(Data records)
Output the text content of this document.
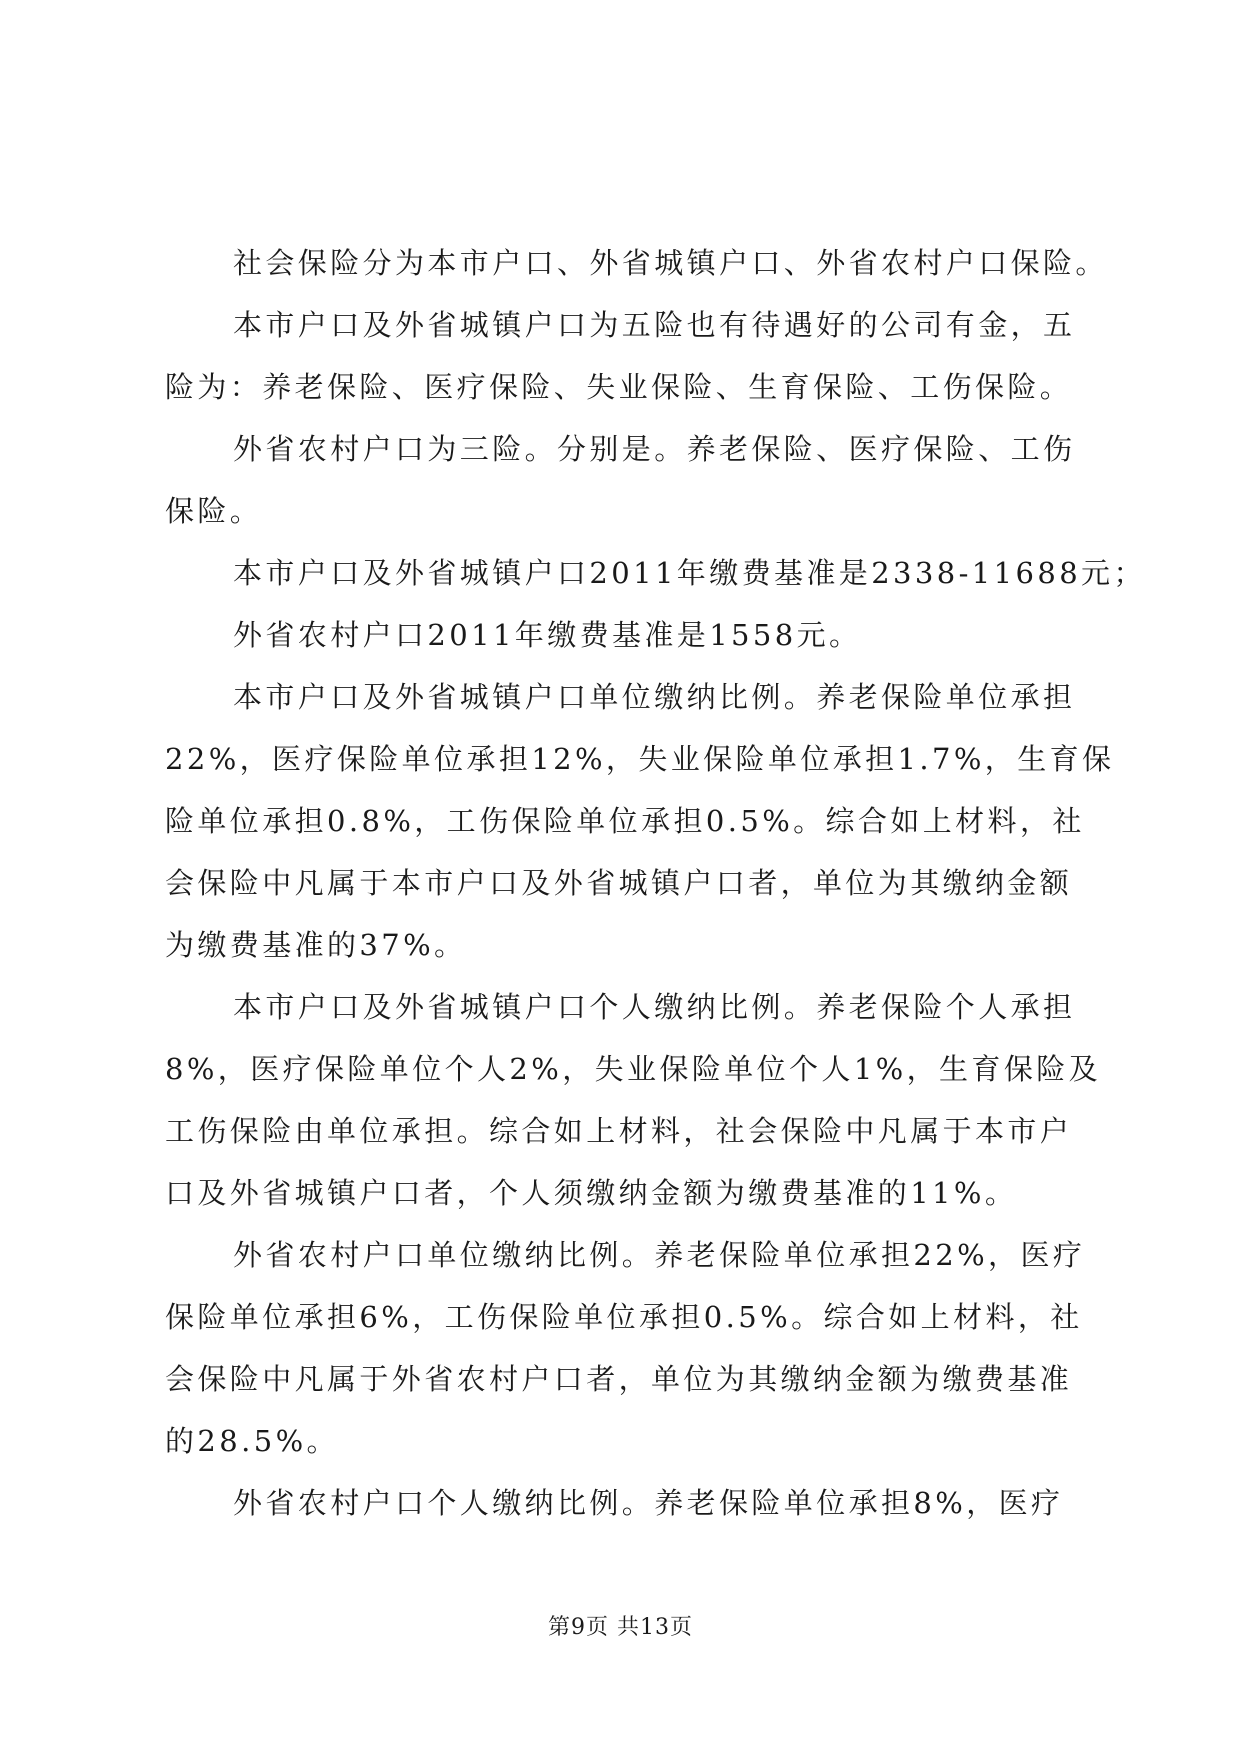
社会保险分为本市户口、外省城镇户口、外省农村户口保险。

本市户口及外省城镇户口为五险也有待遇好的公司有金，五
险为：养老保险、医疗保险、失业保险、生育保险、工伤保险。

外省农村户口为三险。分别是。养老保险、医疗保险、工伤
保险。

本市户口及外省城镇户口2011年缴费基准是2338-11688元；

外省农村户口2011年缴费基准是1558元。

本市户口及外省城镇户口单位缴纳比例。养老保险单位承担
22%，医疗保险单位承担12%，失业保险单位承担1.7%，生育保
险单位承担0.8%，工伤保险单位承担0.5%。综合如上材料，社
会保险中凡属于本市户口及外省城镇户口者，单位为其缴纳金额
为缴费基准的37%。

本市户口及外省城镇户口个人缴纳比例。养老保险个人承担
8%，医疗保险单位个人2%，失业保险单位个人1%，生育保险及
工伤保险由单位承担。综合如上材料，社会保险中凡属于本市户
口及外省城镇户口者，个人须缴纳金额为缴费基准的11%。

外省农村户口单位缴纳比例。养老保险单位承担22%，医疗
保险单位承担6%，工伤保险单位承担0.5%。综合如上材料，社
会保险中凡属于外省农村户口者，单位为其缴纳金额为缴费基准
的28.5%。

外省农村户口个人缴纳比例。养老保险单位承担8%，医疗

第9页 共13页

(WHAT THE EXERCISE ASKS): Images in the records should not be copied. Repeat all the rest exactly.

(RESPONSE TO THIS TASK):
Output the text content of this document.
社会保险分为本市户口、外省城镇户口、外省农村户口保险。

本市户口及外省城镇户口为五险也有待遇好的公司有金，五
险为：养老保险、医疗保险、失业保险、生育保险、工伤保险。

外省农村户口为三险。分别是。养老保险、医疗保险、工伤
保险。

本市户口及外省城镇户口2011年缴费基准是2338-11688元；

外省农村户口2011年缴费基准是1558元。

本市户口及外省城镇户口单位缴纳比例。养老保险单位承担
22%，医疗保险单位承担12%，失业保险单位承担1.7%，生育保
险单位承担0.8%，工伤保险单位承担0.5%。综合如上材料，社
会保险中凡属于本市户口及外省城镇户口者，单位为其缴纳金额
为缴费基准的37%。

本市户口及外省城镇户口个人缴纳比例。养老保险个人承担
8%，医疗保险单位个人2%，失业保险单位个人1%，生育保险及
工伤保险由单位承担。综合如上材料，社会保险中凡属于本市户
口及外省城镇户口者，个人须缴纳金额为缴费基准的11%。

外省农村户口单位缴纳比例。养老保险单位承担22%，医疗
保险单位承担6%，工伤保险单位承担0.5%。综合如上材料，社
会保险中凡属于外省农村户口者，单位为其缴纳金额为缴费基准
的28.5%。

外省农村户口个人缴纳比例。养老保险单位承担8%，医疗

第9页 共13页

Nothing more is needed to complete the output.